# The exercise
The records that follow need to be output exactly as they are.

Data records
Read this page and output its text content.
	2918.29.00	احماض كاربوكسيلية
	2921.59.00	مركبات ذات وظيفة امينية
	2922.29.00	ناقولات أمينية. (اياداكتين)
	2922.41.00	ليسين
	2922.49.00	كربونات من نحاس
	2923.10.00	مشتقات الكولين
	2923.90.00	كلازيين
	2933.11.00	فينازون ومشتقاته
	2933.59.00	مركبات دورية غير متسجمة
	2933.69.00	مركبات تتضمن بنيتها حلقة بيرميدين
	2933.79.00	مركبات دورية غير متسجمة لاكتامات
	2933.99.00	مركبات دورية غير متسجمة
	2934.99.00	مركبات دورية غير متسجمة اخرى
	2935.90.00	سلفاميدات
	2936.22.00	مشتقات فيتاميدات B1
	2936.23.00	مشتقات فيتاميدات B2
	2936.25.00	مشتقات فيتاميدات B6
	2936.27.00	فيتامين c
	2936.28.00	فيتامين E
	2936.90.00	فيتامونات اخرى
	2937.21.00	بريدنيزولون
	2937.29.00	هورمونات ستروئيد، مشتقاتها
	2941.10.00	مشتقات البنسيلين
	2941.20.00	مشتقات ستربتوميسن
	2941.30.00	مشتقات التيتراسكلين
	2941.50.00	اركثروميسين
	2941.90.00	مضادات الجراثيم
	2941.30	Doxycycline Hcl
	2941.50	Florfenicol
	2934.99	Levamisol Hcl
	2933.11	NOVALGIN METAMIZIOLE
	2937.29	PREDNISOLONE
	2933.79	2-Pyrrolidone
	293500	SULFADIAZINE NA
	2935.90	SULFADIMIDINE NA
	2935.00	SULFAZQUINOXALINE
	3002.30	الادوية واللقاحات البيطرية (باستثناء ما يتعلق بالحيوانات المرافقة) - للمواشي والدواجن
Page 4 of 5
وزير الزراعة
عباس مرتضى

# Task solution
Read this page and output its text content.
	2918.29.00	احماض كاربوكسيلية
	2921.59.00	مركبات ذات وظيفة امينية
	2922.29.00	ناقولات أمينية. (اياداكتين)
	2922.41.00	ليسين
	2922.49.00	كربونات من نحاس
	2923.10.00	مشتقات الكولين
	2923.90.00	كلازيين
	2933.11.00	فينازون ومشتقاته
	2933.59.00	مركبات دورية غير متسجمة
	2933.69.00	مركبات تتضمن بنيتها حلقة بيرميدين
	2933.79.00	مركبات دورية غير متسجمة لاكتامات
	2933.99.00	مركبات دورية غير متسجمة
	2934.99.00	مركبات دورية غير متسجمة اخرى
	2935.90.00	سلفاميدات
	2936.22.00	مشتقات فيتاميدات B1
	2936.23.00	مشتقات فيتاميدات B2
	2936.25.00	مشتقات فيتاميدات B6
	2936.27.00	فيتامين c
	2936.28.00	فيتامين E
	2936.90.00	فيتامونات اخرى
	2937.21.00	بريدنيزولون
	2937.29.00	هورمونات ستروئيد، مشتقاتها
	2941.10.00	مشتقات البنسيلين
	2941.20.00	مشتقات ستربتوميسن
	2941.30.00	مشتقات التيتراسكلين
	2941.50.00	اركثروميسين
	2941.90.00	مضادات الجراثيم
	2941.30	Doxycycline Hcl
	2941.50	Florfenicol
	2934.99	Levamisol Hcl
	2933.11	NOVALGIN METAMIZIOLE
	2937.29	PREDNISOLONE
	2933.79	2-Pyrrolidone
	293500	SULFADIAZINE NA
	2935.90	SULFADIMIDINE NA
	2935.00	SULFAZQUINOXALINE
	3002.30	الادوية واللقاحات البيطرية (باستثناء ما يتعلق بالحيوانات المرافقة) - للمواشي والدواجن
Page 4 of 5
وزير الزراعة
عباس مرتضى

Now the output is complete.